TEXTE FOURNI:
"""

Les chaînes de télévision et de radio ont également profité de la révolution. Elles ont pu remplir leur temps d’émissions par des programmes politiques. Les débats politiques se succèdent et se diversifient régulièrement. On a l’impression qu’elles entendent accompagner la révolution jusqu’à la transition démocratique. Deux chaînes de télévision nous ont présenté deux visions différentes de l’islam : la classique et la moderne. En outre, les chaînes de radio et de télé font des recettes supplémentaires grâce à la publicité politique. Une chaîne semble exploiter ses antennes pour promouvoir l’image de son patron pour un éventuel poste politique de haut rang. D’autres chaînes de télévision et de radio verront le jour très prochainement.
Grâce à la révolution le peuple tunisien est devenu libre et politisé. Les débats et les avis sur des questions politiques sont déjà chose courante. On ose critiquer les politiciens, les policiers, les responsables de la fonction publique, etc. On se permet même de proférer des mots obscènes à l’encontre d’autrui sur les réseaux de Facebook. On étale même sur les quotidiens leur doute quant à l’état de santé de nos dirigeants politiques et de leur capacité à diriger le pays.
Le revers de la médaille
Le plus grand problème auquel les Tunisiens font face depuis la révolution c’est l’insécurité. Ils ont peur pour leurs vies et leurs biens. Les braquages, les vols, les viols, les actes de pyromanie, les saccages, les violences, les guéguerres tribales, les attaques perpétrées par des islamistes, etc., sont autant de menaces pour le citoyen, ce qui l’a obligé à se doter d’armes de défense artisanales pour se protéger en cas de besoin.
Le chômage s’est accentué avec l’avènement de la révolution. Les grèves, les sit in, les fermetures des usines et la fuite des investisseurs sont à l’origine de l’accroissement du nombre de chômeurs. Les régions intérieures sont les plus touchées. Un mécontentement général y règne et favorise malheureusement les conflits subjectifs et infondés entre les différents tribus/quartiers.
L’économie a subi de son côté les effets négatifs de la révolution en dépit des efforts du gouvernement. Celui-ci est constamment critiqué par les partis politiques. Pourtant, ceux-ci n’ont pas d’alternatives et leur seul souci est d’élever leur voix pour se faire entendre et influencer l’électorat. Le taux de croissance est à son plus bas niveau atteignant un seuil critique. Le soutien au gouvernement tarde à venir. Les touristes européens et algériens n’ont pas voulu passer leurs vacances en Tunisie en raison de la situation sécuritaire précaire. Nos belles plages demeurent désertes. Les boutiques d’artisanat sont vides. Les hôtels cherchent à séduire une clientèle locale avec des offres «alléchantes». La situation de guerre en Libye a favorisé l’augmentation des prix de certains produits. Les spéculateurs et les grandes surfaces imposent leurs prix. La vie est devenue plus chère. Le commerce a été fortement touché en raison de la réticence des acheteurs, de l’arrêt de production de certains produits et de la concurrence déloyale du commerce parallèle.

"""

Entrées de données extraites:

"""

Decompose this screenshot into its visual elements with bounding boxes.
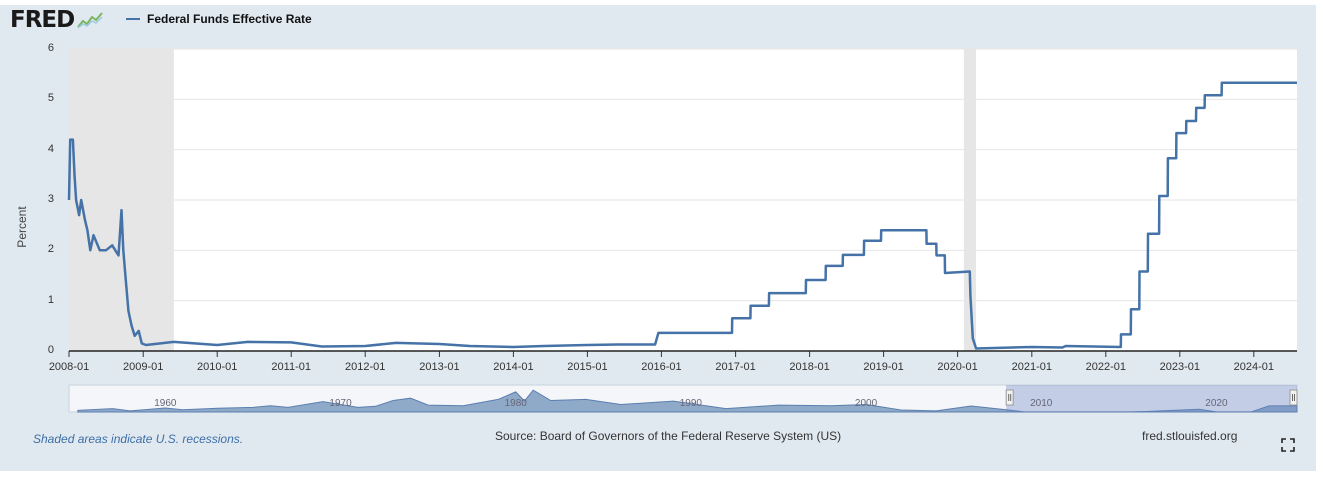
y-tick-label: 3 — [47, 193, 54, 205]
navigator-tick-label: 1960 — [154, 398, 177, 409]
y-tick-label: 1 — [47, 293, 54, 306]
x-tick-label: 2012-01 — [345, 361, 386, 373]
y-tick-label: 6 — [47, 42, 54, 54]
y-tick-label: 4 — [47, 142, 54, 155]
x-tick-label: 2017-01 — [715, 361, 756, 373]
x-tick-label: 2010-01 — [197, 361, 238, 373]
source-text: Source: Board of Governors of the Federa… — [495, 429, 842, 443]
x-tick-label: 2014-01 — [493, 361, 534, 373]
x-tick-label: 2021-01 — [1011, 361, 1052, 373]
navigator-tick-label: 1990 — [680, 398, 703, 409]
fred-logo-text: FRED — [10, 7, 75, 33]
x-tick-label: 2022-01 — [1085, 361, 1126, 373]
x-tick-label: 2018-01 — [789, 361, 830, 373]
navigator-tick-label: 2000 — [855, 398, 878, 409]
navigator-tick-label: 1980 — [505, 398, 528, 409]
fred-logo-graph-icon — [77, 12, 103, 29]
series-line — [67, 81, 1297, 350]
legend-swatch — [126, 18, 140, 20]
navigator-selection — [1006, 385, 1297, 412]
x-tick-label: 2023-01 — [1159, 361, 1200, 373]
x-tick-label: 2008-01 — [48, 361, 90, 373]
navigator-tick-label: 2010 — [1030, 398, 1053, 409]
x-tick-label: 2019-01 — [863, 361, 904, 373]
legend-label: Federal Funds Effective Rate — [147, 12, 312, 26]
x-tick-label: 2011-01 — [271, 361, 311, 373]
x-tick-label: 2009-01 — [123, 361, 164, 373]
navigator-tick-label: 2020 — [1205, 398, 1228, 409]
fullscreen-icon[interactable] — [1281, 438, 1295, 452]
y-tick-label: 5 — [47, 92, 54, 105]
x-tick-label: 2015-01 — [567, 361, 608, 373]
chart-legend[interactable]: Federal Funds Effective Rate — [126, 12, 312, 26]
navigator-series-area — [77, 389, 1298, 413]
x-tick-label: 2013-01 — [419, 361, 460, 373]
recession-note: Shaded areas indicate U.S. recessions. — [33, 432, 244, 446]
fred-url-link[interactable]: fred.stlouisfed.org — [1142, 429, 1238, 443]
y-tick-label: 0 — [47, 344, 54, 356]
x-tick-label: 2016-01 — [641, 361, 682, 373]
navigator-handle[interactable] — [1289, 389, 1298, 406]
y-tick-label: 2 — [47, 243, 54, 256]
navigator-tick-label: 1970 — [329, 398, 352, 409]
x-tick-label: 2020-01 — [937, 361, 978, 373]
x-tick-label: 2024-01 — [1233, 361, 1274, 373]
navigator-handle[interactable] — [1005, 389, 1014, 406]
fred-logo[interactable]: FRED — [10, 8, 103, 32]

"""

CONSIGNES:
A. Recopiez mot pour mot le passage du texte sur la révolution tunisienne, de "Le revers de" à "les différents tribus/quartiers.".
B. Présentez en tableau Markdown à deux colonnes, « Numéro » et « Ligne », uniquement les lignes du listing allant de la ligne contenant "y-tick-label: 3 — [47, 193, 54, 205]" à la ligne contenant "x-tick-label: 2014-01 — [493, 361, 534, 373]", bornes incluses. Omettez les lignes vides.

RÉPONSES:
A.
Le revers de la médaille
Le plus grand problème auquel les Tunisiens font face depuis la révolution c’est l’insécurité. Ils ont peur pour leurs vies et leurs biens. Les braquages, les vols, les viols, les actes de pyromanie, les saccages, les violences, les guéguerres tribales, les attaques perpétrées par des islamistes, etc., sont autant de menaces pour le citoyen, ce qui l’a obligé à se doter d’armes de défense artisanales pour se protéger en cas de besoin.
Le chômage s’est accentué avec l’avènement de la révolution. Les grèves, les sit in, les fermetures des usines et la fuite des investisseurs sont à l’origine de l’accroissement du nombre de chômeurs. Les régions intérieures sont les plus touchées. Un mécontentement général y règne et favorise malheureusement les conflits subjectifs et infondés entre les différents tribus/quartiers.

B.
| Numéro | Ligne |
|---|---|
| 1 | y-tick-label: 3 — [47, 193, 54, 205] |
| 2 | navigator-tick-label: 1960 — [154, 398, 177, 409] |
| 3 | y-tick-label: 1 — [47, 293, 54, 306] |
| 4 | x-tick-label: 2012-01 — [345, 361, 386, 373] |
| 5 | y-tick-label: 6 — [47, 42, 54, 54] |
| 6 | y-tick-label: 4 — [47, 142, 54, 155] |
| 7 | x-tick-label: 2017-01 — [715, 361, 756, 373] |
| 8 | x-tick-label: 2010-01 — [197, 361, 238, 373] |
| 9 | source-text: Source: Board of Governors of the Federa… — [495, 429, 842, 443] |
| 10 | x-tick-label: 2014-01 — [493, 361, 534, 373] |